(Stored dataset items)

※

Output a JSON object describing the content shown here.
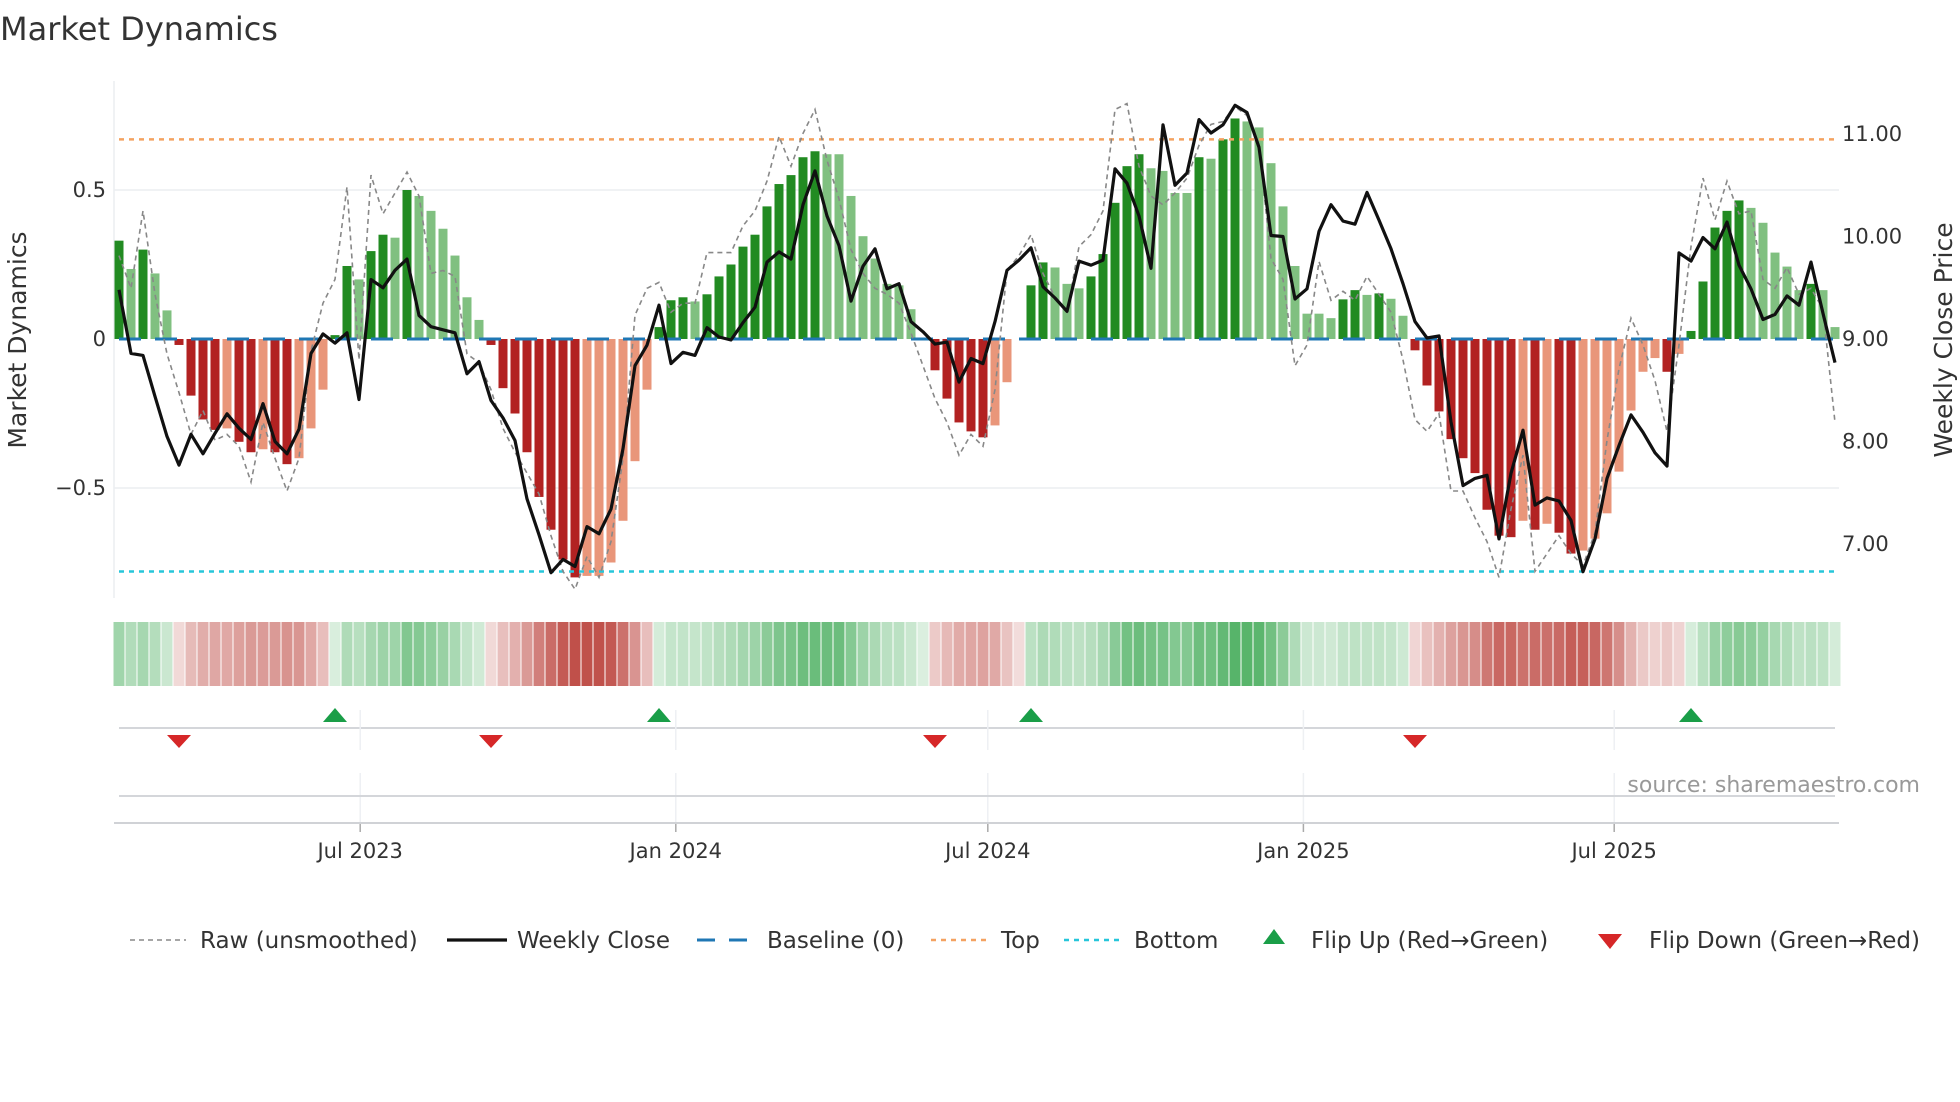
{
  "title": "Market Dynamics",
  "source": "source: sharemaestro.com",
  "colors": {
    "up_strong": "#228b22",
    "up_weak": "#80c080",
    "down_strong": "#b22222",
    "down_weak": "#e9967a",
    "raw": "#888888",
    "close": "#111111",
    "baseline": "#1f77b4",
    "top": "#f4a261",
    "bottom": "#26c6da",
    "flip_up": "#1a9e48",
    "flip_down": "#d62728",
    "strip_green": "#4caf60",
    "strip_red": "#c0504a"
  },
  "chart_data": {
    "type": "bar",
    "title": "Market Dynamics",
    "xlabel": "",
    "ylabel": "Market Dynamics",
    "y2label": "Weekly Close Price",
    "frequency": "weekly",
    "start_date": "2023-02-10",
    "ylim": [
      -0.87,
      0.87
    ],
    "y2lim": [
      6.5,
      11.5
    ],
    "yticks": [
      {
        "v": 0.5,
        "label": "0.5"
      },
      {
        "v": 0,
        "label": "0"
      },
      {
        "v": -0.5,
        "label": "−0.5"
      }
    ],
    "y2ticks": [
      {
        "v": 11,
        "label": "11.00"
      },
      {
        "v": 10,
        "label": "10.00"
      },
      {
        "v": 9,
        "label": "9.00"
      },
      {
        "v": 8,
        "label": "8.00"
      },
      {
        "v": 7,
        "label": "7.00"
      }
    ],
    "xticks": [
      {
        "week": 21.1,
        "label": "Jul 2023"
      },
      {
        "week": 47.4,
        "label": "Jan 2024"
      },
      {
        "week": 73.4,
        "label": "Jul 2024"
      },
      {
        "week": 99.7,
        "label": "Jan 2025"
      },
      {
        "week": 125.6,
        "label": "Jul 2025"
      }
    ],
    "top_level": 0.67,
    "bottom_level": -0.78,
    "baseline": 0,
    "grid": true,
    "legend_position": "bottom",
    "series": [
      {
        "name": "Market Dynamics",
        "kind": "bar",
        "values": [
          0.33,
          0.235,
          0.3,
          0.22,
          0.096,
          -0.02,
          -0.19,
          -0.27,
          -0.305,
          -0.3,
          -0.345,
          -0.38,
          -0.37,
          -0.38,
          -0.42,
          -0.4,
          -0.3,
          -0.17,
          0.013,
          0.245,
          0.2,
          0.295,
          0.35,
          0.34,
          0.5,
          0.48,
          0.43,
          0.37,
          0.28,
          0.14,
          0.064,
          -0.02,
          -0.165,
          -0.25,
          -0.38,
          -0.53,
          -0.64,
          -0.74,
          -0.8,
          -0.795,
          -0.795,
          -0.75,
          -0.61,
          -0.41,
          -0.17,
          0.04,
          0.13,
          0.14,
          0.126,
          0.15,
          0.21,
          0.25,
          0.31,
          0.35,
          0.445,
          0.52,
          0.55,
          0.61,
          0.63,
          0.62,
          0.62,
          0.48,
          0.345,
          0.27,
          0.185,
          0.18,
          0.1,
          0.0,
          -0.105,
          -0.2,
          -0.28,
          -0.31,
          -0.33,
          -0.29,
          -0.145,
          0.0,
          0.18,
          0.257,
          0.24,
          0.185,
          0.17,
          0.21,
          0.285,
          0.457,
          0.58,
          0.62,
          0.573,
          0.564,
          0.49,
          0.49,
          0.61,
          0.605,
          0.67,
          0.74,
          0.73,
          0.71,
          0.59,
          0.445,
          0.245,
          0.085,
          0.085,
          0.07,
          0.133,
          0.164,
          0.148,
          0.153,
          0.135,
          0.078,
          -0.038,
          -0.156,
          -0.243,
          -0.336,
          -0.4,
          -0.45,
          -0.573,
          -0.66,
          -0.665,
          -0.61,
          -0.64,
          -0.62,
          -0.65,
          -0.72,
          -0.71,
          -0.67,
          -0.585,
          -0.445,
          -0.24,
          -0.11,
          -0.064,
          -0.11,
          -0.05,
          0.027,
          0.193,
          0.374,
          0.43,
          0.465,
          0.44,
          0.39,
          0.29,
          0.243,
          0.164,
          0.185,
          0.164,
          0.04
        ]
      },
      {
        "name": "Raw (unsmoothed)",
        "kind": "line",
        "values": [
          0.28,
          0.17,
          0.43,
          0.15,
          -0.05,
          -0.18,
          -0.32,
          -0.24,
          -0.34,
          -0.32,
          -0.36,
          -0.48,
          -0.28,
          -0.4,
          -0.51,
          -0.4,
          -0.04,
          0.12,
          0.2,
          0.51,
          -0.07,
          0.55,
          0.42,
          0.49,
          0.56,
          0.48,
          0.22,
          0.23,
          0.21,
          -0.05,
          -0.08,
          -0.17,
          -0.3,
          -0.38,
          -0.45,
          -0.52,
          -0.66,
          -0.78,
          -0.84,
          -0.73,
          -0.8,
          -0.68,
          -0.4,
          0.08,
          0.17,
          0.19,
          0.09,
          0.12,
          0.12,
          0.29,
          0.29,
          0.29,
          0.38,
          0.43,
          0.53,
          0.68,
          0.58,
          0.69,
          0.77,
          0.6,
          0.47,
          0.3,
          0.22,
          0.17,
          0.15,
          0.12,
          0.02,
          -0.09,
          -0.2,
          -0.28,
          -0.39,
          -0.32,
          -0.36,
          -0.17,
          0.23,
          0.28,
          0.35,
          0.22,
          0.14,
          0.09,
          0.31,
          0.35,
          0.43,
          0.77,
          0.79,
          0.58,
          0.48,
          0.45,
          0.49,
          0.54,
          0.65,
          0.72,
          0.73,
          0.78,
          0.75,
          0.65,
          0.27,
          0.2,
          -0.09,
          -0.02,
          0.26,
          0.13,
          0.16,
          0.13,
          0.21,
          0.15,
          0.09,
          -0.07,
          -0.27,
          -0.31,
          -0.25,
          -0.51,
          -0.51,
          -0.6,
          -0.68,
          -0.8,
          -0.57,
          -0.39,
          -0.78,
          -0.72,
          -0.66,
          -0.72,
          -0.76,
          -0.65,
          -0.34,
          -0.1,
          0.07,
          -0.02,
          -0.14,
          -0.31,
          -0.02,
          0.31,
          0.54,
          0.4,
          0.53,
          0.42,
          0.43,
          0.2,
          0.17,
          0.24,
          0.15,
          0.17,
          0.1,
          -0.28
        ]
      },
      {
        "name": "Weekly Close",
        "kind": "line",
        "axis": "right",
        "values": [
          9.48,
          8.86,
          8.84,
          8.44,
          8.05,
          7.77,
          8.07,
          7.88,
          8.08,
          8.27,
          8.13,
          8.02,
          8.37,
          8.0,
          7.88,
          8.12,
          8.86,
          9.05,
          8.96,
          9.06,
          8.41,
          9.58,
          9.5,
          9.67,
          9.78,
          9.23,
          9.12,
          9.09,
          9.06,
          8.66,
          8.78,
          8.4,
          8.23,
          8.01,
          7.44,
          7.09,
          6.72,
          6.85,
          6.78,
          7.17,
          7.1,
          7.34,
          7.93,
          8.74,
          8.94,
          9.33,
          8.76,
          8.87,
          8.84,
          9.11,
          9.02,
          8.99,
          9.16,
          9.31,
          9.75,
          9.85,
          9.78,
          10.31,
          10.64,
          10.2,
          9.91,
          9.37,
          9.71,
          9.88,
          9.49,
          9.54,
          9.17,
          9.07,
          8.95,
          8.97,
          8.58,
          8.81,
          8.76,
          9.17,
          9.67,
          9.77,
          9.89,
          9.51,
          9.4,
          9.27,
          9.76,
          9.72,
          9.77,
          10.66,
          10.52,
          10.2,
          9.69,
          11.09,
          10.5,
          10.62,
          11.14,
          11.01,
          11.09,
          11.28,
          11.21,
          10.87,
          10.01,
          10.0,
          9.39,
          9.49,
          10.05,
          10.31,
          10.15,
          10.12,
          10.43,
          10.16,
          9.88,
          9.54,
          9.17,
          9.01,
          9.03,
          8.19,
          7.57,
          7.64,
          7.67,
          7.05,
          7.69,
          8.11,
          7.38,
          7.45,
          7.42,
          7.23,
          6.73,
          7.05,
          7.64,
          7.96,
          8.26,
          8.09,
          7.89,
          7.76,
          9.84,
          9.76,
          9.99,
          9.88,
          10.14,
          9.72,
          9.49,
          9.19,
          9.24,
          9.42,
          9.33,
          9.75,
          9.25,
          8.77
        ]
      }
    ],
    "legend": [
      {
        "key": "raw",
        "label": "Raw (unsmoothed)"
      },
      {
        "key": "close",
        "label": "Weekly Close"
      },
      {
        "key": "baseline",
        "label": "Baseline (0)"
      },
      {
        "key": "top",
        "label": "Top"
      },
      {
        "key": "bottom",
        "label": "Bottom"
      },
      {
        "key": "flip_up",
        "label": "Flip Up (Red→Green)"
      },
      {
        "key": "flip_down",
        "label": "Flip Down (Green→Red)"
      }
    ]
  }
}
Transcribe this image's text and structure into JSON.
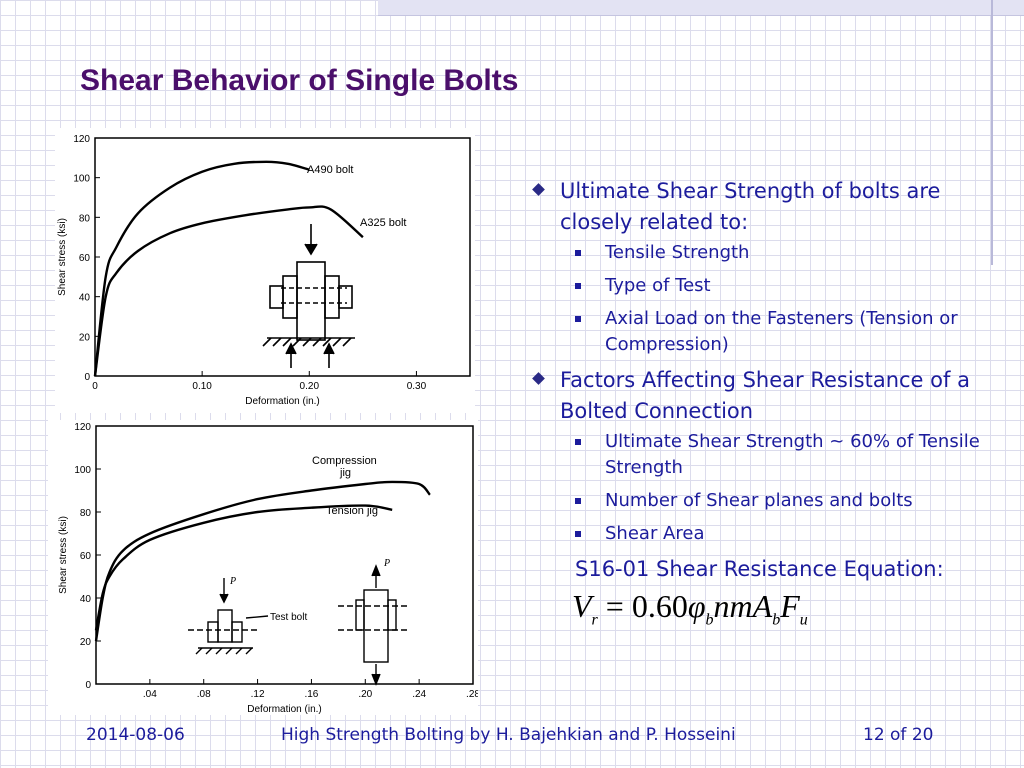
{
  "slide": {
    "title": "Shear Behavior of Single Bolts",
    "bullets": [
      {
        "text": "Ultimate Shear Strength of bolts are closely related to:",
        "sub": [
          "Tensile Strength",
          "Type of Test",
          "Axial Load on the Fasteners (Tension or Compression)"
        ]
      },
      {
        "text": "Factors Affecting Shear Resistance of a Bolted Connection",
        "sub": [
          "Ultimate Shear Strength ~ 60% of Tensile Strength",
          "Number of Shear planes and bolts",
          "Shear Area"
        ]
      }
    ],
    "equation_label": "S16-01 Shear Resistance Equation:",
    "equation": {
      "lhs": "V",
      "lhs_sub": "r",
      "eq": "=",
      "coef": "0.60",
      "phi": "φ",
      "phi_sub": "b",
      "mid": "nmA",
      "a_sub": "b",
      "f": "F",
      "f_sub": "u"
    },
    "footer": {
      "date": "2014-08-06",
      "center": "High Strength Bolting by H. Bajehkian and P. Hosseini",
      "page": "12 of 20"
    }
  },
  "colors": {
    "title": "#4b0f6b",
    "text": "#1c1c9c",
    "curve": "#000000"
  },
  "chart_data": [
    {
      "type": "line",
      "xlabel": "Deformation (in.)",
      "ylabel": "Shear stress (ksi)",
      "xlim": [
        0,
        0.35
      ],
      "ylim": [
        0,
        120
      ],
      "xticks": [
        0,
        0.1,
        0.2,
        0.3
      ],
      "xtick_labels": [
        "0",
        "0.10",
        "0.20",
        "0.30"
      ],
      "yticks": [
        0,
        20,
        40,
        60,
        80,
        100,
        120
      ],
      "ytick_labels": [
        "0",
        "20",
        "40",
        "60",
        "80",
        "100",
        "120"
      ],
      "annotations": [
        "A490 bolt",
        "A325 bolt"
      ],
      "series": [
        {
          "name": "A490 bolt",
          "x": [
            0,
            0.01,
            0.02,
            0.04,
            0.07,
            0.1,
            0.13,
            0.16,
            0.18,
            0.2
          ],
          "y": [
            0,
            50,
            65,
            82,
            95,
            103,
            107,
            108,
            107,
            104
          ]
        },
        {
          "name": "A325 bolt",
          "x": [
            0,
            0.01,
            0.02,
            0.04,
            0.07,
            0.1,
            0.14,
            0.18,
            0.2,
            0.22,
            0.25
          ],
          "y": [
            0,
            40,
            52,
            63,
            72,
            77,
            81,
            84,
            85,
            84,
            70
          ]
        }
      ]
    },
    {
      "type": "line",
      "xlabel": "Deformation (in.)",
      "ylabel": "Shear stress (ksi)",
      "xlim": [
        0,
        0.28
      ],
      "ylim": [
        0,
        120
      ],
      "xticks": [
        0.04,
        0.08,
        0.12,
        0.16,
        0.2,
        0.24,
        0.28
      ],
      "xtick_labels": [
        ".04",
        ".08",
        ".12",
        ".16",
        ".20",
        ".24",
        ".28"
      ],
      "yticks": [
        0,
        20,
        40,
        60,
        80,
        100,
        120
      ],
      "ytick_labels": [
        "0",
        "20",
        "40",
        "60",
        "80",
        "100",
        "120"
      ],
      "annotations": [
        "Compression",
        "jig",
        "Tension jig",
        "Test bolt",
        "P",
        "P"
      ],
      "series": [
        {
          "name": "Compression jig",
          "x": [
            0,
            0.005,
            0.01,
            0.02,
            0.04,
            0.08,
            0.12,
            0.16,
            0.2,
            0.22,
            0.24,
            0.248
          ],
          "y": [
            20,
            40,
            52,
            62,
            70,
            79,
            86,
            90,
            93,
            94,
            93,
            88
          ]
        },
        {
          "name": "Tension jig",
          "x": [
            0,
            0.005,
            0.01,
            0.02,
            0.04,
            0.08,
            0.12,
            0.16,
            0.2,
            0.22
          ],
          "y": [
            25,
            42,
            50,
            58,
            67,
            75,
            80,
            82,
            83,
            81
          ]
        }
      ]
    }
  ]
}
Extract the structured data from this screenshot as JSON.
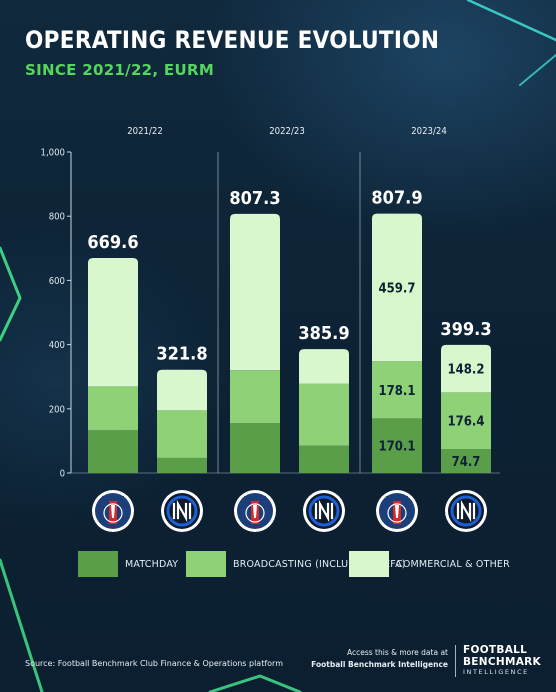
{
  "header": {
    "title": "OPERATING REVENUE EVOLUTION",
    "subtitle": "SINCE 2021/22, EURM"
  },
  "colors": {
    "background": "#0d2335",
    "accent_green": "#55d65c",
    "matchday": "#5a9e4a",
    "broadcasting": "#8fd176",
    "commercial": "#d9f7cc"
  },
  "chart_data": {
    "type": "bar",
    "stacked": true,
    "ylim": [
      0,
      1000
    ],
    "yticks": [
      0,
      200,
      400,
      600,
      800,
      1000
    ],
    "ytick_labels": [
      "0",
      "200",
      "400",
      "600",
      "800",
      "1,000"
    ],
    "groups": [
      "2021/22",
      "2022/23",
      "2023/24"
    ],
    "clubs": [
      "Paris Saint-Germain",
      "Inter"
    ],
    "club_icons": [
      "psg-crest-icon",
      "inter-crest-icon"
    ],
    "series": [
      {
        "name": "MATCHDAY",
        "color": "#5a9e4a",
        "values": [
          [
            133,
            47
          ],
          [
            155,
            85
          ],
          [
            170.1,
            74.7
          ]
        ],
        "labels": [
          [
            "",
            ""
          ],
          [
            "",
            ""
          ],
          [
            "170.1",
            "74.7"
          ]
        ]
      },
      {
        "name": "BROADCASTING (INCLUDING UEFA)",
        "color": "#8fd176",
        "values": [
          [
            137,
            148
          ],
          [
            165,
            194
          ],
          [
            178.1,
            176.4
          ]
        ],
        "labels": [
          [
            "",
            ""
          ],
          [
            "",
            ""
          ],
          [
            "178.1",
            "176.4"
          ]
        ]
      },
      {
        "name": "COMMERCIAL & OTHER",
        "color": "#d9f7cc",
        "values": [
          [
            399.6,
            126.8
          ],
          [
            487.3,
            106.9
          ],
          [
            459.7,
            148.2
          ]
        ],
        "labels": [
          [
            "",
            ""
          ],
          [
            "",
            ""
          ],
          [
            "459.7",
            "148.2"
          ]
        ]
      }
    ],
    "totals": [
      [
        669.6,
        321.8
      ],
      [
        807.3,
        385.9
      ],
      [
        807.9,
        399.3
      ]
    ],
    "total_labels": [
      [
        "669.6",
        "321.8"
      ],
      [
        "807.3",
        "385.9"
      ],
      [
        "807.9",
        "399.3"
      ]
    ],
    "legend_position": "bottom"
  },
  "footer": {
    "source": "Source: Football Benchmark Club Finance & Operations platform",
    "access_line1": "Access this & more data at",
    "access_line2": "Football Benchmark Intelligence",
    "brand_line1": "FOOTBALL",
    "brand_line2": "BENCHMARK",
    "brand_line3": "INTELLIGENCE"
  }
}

※

_To be done_: Find the lines above that contain the word "unsmoothed" and collect them.

_Expected output_:
        "name": "Raw (unsmoothed)",
        "label": "Raw (unsmoothed)"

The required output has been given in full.